[Source data]
⟨
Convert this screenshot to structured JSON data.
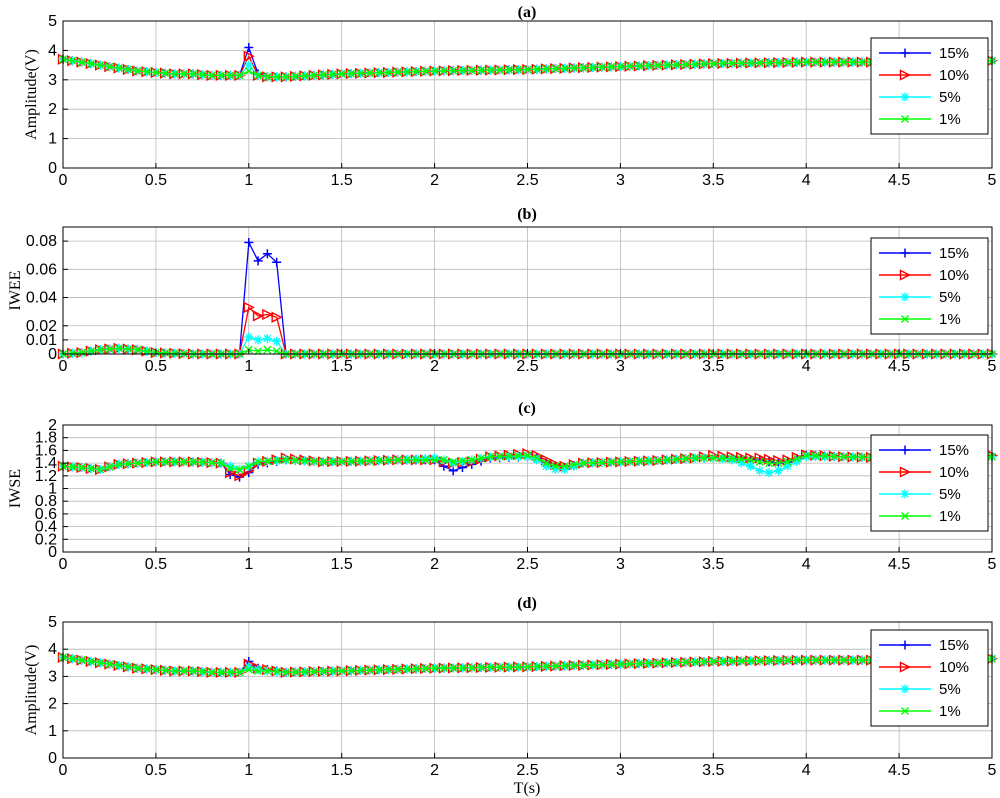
{
  "figure": {
    "xlabel": "T(s)",
    "xticks": [
      0,
      0.5,
      1,
      1.5,
      2,
      2.5,
      3,
      3.5,
      4,
      4.5,
      5
    ],
    "xtick_labels": [
      "0",
      "0.5",
      "1",
      "1.5",
      "2",
      "2.5",
      "3",
      "3.5",
      "4",
      "4.5",
      "5"
    ],
    "legend_labels": [
      "15%",
      "10%",
      "5%",
      "1%"
    ],
    "series_colors": [
      "#0000ff",
      "#ff0000",
      "#00ffff",
      "#00ff00"
    ],
    "series_markers": [
      "plus",
      "triangle-right",
      "asterisk",
      "x"
    ]
  },
  "chart_data": [
    {
      "type": "line",
      "title": "(a)",
      "xlabel": "",
      "ylabel": "Amplitude(V)",
      "xlim": [
        0,
        5
      ],
      "ylim": [
        0,
        5
      ],
      "yticks": [
        0,
        1,
        2,
        3,
        4,
        5
      ],
      "ytick_labels": [
        "0",
        "1",
        "2",
        "3",
        "4",
        "5"
      ],
      "grid": true,
      "legend": "top-right",
      "x": [
        0,
        0.1,
        0.2,
        0.3,
        0.4,
        0.5,
        0.6,
        0.7,
        0.8,
        0.9,
        0.95,
        1,
        1.05,
        1.1,
        1.2,
        1.5,
        2,
        2.5,
        3,
        3.5,
        4,
        4.5,
        5
      ],
      "series": [
        {
          "name": "15%",
          "values": [
            3.7,
            3.6,
            3.5,
            3.4,
            3.3,
            3.25,
            3.2,
            3.2,
            3.15,
            3.15,
            3.15,
            4.1,
            3.2,
            3.1,
            3.1,
            3.2,
            3.3,
            3.35,
            3.45,
            3.55,
            3.6,
            3.6,
            3.65
          ]
        },
        {
          "name": "10%",
          "values": [
            3.7,
            3.6,
            3.5,
            3.4,
            3.3,
            3.25,
            3.2,
            3.2,
            3.15,
            3.15,
            3.15,
            3.8,
            3.15,
            3.1,
            3.1,
            3.2,
            3.3,
            3.35,
            3.45,
            3.55,
            3.6,
            3.6,
            3.65
          ]
        },
        {
          "name": "5%",
          "values": [
            3.7,
            3.6,
            3.5,
            3.4,
            3.3,
            3.25,
            3.2,
            3.2,
            3.15,
            3.15,
            3.15,
            3.5,
            3.15,
            3.1,
            3.1,
            3.2,
            3.3,
            3.35,
            3.45,
            3.55,
            3.6,
            3.6,
            3.65
          ]
        },
        {
          "name": "1%",
          "values": [
            3.7,
            3.6,
            3.5,
            3.4,
            3.3,
            3.25,
            3.2,
            3.2,
            3.15,
            3.15,
            3.15,
            3.3,
            3.15,
            3.1,
            3.1,
            3.2,
            3.3,
            3.35,
            3.45,
            3.55,
            3.6,
            3.6,
            3.65
          ]
        }
      ]
    },
    {
      "type": "line",
      "title": "(b)",
      "xlabel": "",
      "ylabel": "IWEE",
      "xlim": [
        0,
        5
      ],
      "ylim": [
        0,
        0.09
      ],
      "yticks": [
        0,
        0.01,
        0.02,
        0.04,
        0.06,
        0.08
      ],
      "ytick_labels": [
        "0",
        "0.01",
        "0.02",
        "0.04",
        "0.06",
        "0.08"
      ],
      "grid": true,
      "legend": "top-right",
      "x": [
        0,
        0.1,
        0.2,
        0.3,
        0.4,
        0.5,
        0.7,
        0.9,
        0.95,
        1,
        1.05,
        1.1,
        1.15,
        1.2,
        1.25,
        1.5,
        2,
        2.5,
        3,
        3.5,
        4,
        4.5,
        5
      ],
      "series": [
        {
          "name": "15%",
          "values": [
            0,
            0.001,
            0.003,
            0.004,
            0.003,
            0.001,
            0,
            0,
            0,
            0.079,
            0.066,
            0.071,
            0.065,
            0,
            0,
            0,
            0,
            0,
            0,
            0,
            0,
            0,
            0
          ]
        },
        {
          "name": "10%",
          "values": [
            0,
            0.001,
            0.003,
            0.004,
            0.003,
            0.001,
            0,
            0,
            0,
            0.033,
            0.027,
            0.028,
            0.026,
            0,
            0,
            0,
            0,
            0,
            0,
            0,
            0,
            0,
            0
          ]
        },
        {
          "name": "5%",
          "values": [
            0,
            0.001,
            0.003,
            0.004,
            0.003,
            0.001,
            0,
            0,
            0,
            0.012,
            0.01,
            0.011,
            0.009,
            0,
            0,
            0,
            0,
            0,
            0,
            0,
            0,
            0,
            0
          ]
        },
        {
          "name": "1%",
          "values": [
            0,
            0.001,
            0.003,
            0.004,
            0.003,
            0.001,
            0,
            0,
            0,
            0.003,
            0.002,
            0.003,
            0.002,
            0,
            0,
            0,
            0,
            0,
            0,
            0,
            0,
            0,
            0
          ]
        }
      ]
    },
    {
      "type": "line",
      "title": "(c)",
      "xlabel": "",
      "ylabel": "IWSE",
      "xlim": [
        0,
        5
      ],
      "ylim": [
        0,
        2
      ],
      "yticks": [
        0,
        0.2,
        0.4,
        0.6,
        0.8,
        1,
        1.2,
        1.4,
        1.6,
        1.8,
        2
      ],
      "ytick_labels": [
        "0",
        "0.2",
        "0.4",
        "0.6",
        "0.8",
        "1",
        "1.2",
        "1.4",
        "1.6",
        "1.8",
        "2"
      ],
      "grid": true,
      "legend": "right",
      "x": [
        0,
        0.1,
        0.2,
        0.3,
        0.5,
        0.7,
        0.85,
        0.9,
        0.95,
        1.0,
        1.05,
        1.2,
        1.4,
        1.6,
        1.8,
        2.0,
        2.05,
        2.1,
        2.2,
        2.3,
        2.5,
        2.55,
        2.6,
        2.65,
        2.7,
        2.8,
        3.0,
        3.2,
        3.4,
        3.5,
        3.6,
        3.7,
        3.75,
        3.8,
        3.85,
        3.9,
        4.0,
        4.2,
        4.5,
        4.8,
        5.0
      ],
      "series": [
        {
          "name": "15%",
          "values": [
            1.35,
            1.33,
            1.3,
            1.38,
            1.42,
            1.42,
            1.4,
            1.22,
            1.18,
            1.25,
            1.38,
            1.45,
            1.42,
            1.43,
            1.45,
            1.45,
            1.35,
            1.28,
            1.38,
            1.48,
            1.5,
            1.48,
            1.4,
            1.35,
            1.33,
            1.4,
            1.42,
            1.44,
            1.48,
            1.48,
            1.47,
            1.45,
            1.45,
            1.42,
            1.4,
            1.42,
            1.52,
            1.5,
            1.48,
            1.48,
            1.5
          ]
        },
        {
          "name": "10%",
          "values": [
            1.35,
            1.33,
            1.3,
            1.38,
            1.42,
            1.42,
            1.4,
            1.25,
            1.2,
            1.28,
            1.4,
            1.48,
            1.42,
            1.43,
            1.45,
            1.45,
            1.42,
            1.4,
            1.42,
            1.5,
            1.55,
            1.52,
            1.45,
            1.38,
            1.35,
            1.4,
            1.42,
            1.44,
            1.48,
            1.52,
            1.5,
            1.48,
            1.48,
            1.46,
            1.44,
            1.45,
            1.53,
            1.5,
            1.48,
            1.48,
            1.52
          ]
        },
        {
          "name": "5%",
          "values": [
            1.35,
            1.33,
            1.3,
            1.38,
            1.42,
            1.42,
            1.4,
            1.35,
            1.3,
            1.35,
            1.42,
            1.45,
            1.42,
            1.43,
            1.45,
            1.48,
            1.45,
            1.4,
            1.45,
            1.5,
            1.5,
            1.45,
            1.35,
            1.3,
            1.3,
            1.4,
            1.42,
            1.44,
            1.48,
            1.48,
            1.45,
            1.35,
            1.28,
            1.25,
            1.28,
            1.35,
            1.5,
            1.5,
            1.48,
            1.48,
            1.5
          ]
        },
        {
          "name": "1%",
          "values": [
            1.35,
            1.33,
            1.3,
            1.38,
            1.42,
            1.42,
            1.4,
            1.32,
            1.3,
            1.35,
            1.42,
            1.45,
            1.42,
            1.43,
            1.45,
            1.45,
            1.45,
            1.42,
            1.45,
            1.5,
            1.52,
            1.48,
            1.4,
            1.35,
            1.35,
            1.4,
            1.42,
            1.44,
            1.48,
            1.48,
            1.47,
            1.45,
            1.42,
            1.4,
            1.4,
            1.42,
            1.52,
            1.5,
            1.48,
            1.48,
            1.5
          ]
        }
      ]
    },
    {
      "type": "line",
      "title": "(d)",
      "xlabel": "T(s)",
      "ylabel": "Amplitude(V)",
      "xlim": [
        0,
        5
      ],
      "ylim": [
        0,
        5
      ],
      "yticks": [
        0,
        1,
        2,
        3,
        4,
        5
      ],
      "ytick_labels": [
        "0",
        "1",
        "2",
        "3",
        "4",
        "5"
      ],
      "grid": true,
      "legend": "top-right",
      "x": [
        0,
        0.1,
        0.2,
        0.3,
        0.4,
        0.5,
        0.6,
        0.7,
        0.8,
        0.9,
        0.95,
        1,
        1.05,
        1.1,
        1.2,
        1.5,
        2,
        2.5,
        3,
        3.5,
        4,
        4.5,
        5
      ],
      "series": [
        {
          "name": "15%",
          "values": [
            3.7,
            3.6,
            3.5,
            3.4,
            3.3,
            3.25,
            3.2,
            3.2,
            3.15,
            3.15,
            3.15,
            3.55,
            3.3,
            3.25,
            3.15,
            3.2,
            3.3,
            3.35,
            3.45,
            3.55,
            3.6,
            3.6,
            3.65
          ]
        },
        {
          "name": "10%",
          "values": [
            3.7,
            3.6,
            3.5,
            3.4,
            3.3,
            3.25,
            3.2,
            3.2,
            3.15,
            3.15,
            3.15,
            3.45,
            3.3,
            3.25,
            3.15,
            3.2,
            3.3,
            3.35,
            3.45,
            3.55,
            3.6,
            3.6,
            3.65
          ]
        },
        {
          "name": "5%",
          "values": [
            3.7,
            3.6,
            3.5,
            3.4,
            3.3,
            3.25,
            3.2,
            3.2,
            3.15,
            3.15,
            3.15,
            3.35,
            3.25,
            3.2,
            3.15,
            3.2,
            3.3,
            3.35,
            3.45,
            3.55,
            3.6,
            3.6,
            3.65
          ]
        },
        {
          "name": "1%",
          "values": [
            3.7,
            3.6,
            3.5,
            3.4,
            3.3,
            3.25,
            3.2,
            3.2,
            3.15,
            3.15,
            3.15,
            3.25,
            3.2,
            3.2,
            3.15,
            3.2,
            3.3,
            3.35,
            3.45,
            3.55,
            3.6,
            3.6,
            3.65
          ]
        }
      ]
    }
  ]
}
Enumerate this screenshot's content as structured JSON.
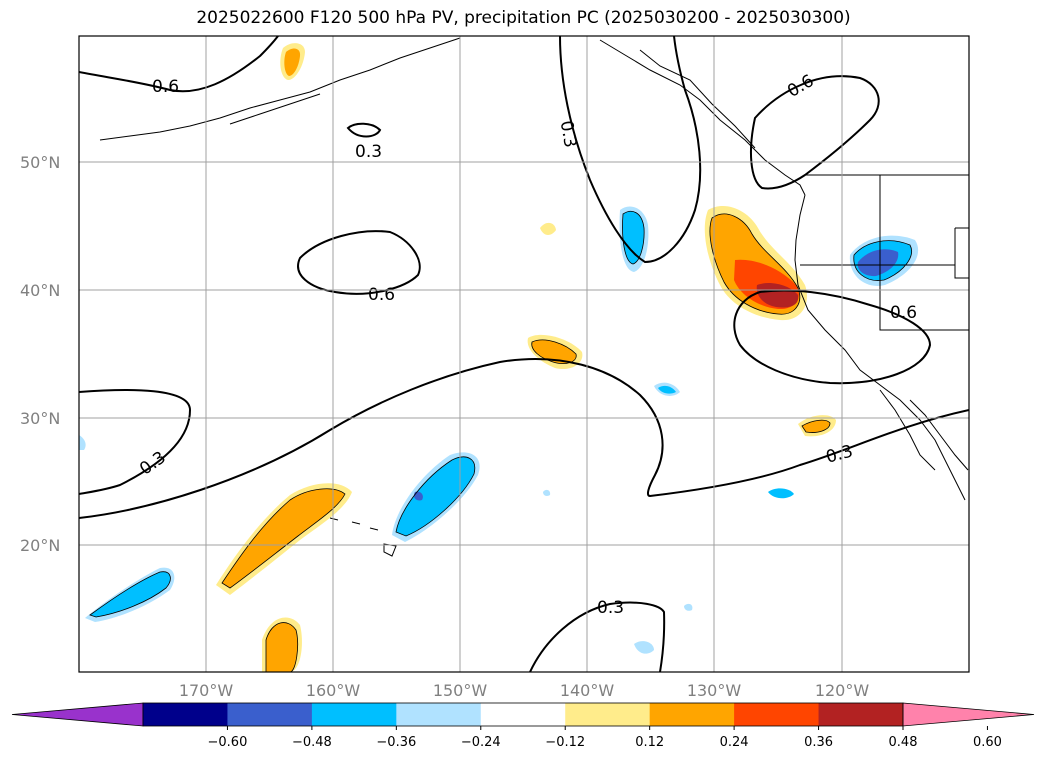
{
  "title": "2025022600 F120 500 hPa PV, precipitation PC (2025030200 - 2025030300)",
  "latitude_labels": [
    "50°N",
    "40°N",
    "30°N",
    "20°N"
  ],
  "longitude_labels": [
    "170°W",
    "160°W",
    "150°W",
    "140°W",
    "130°W",
    "120°W"
  ],
  "pv_contour_labels": [
    "0.6",
    "0.3",
    "0.3",
    "0.6",
    "0.6",
    "0.3",
    "0.6",
    "0.3",
    "0.3"
  ],
  "colorbar": {
    "tick_labels": [
      "−0.60",
      "−0.48",
      "−0.36",
      "−0.24",
      "−0.12",
      "0.12",
      "0.24",
      "0.36",
      "0.48",
      "0.60"
    ],
    "colors": [
      "#9932cc",
      "#00008b",
      "#3a5fcd",
      "#00bfff",
      "#b0e2ff",
      "#ffffff",
      "#ffec8b",
      "#ffa500",
      "#ff4500",
      "#b22222",
      "#ff82ab"
    ]
  }
}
⟩
» What you will do
Skip the pictures. Please copy exactly the lines from the one with "Enumerate this screenshot's" through the final line of the material above, both ends included.

» Exercise output
Enumerate this screenshot's content as structured JSON.
{
  "title": "2025022600 F120 500 hPa PV, precipitation PC (2025030200 - 2025030300)",
  "latitude_labels": [
    "50°N",
    "40°N",
    "30°N",
    "20°N"
  ],
  "longitude_labels": [
    "170°W",
    "160°W",
    "150°W",
    "140°W",
    "130°W",
    "120°W"
  ],
  "pv_contour_labels": [
    "0.6",
    "0.3",
    "0.3",
    "0.6",
    "0.6",
    "0.3",
    "0.6",
    "0.3",
    "0.3"
  ],
  "colorbar": {
    "tick_labels": [
      "−0.60",
      "−0.48",
      "−0.36",
      "−0.24",
      "−0.12",
      "0.12",
      "0.24",
      "0.36",
      "0.48",
      "0.60"
    ],
    "colors": [
      "#9932cc",
      "#00008b",
      "#3a5fcd",
      "#00bfff",
      "#b0e2ff",
      "#ffffff",
      "#ffec8b",
      "#ffa500",
      "#ff4500",
      "#b22222",
      "#ff82ab"
    ]
  }
}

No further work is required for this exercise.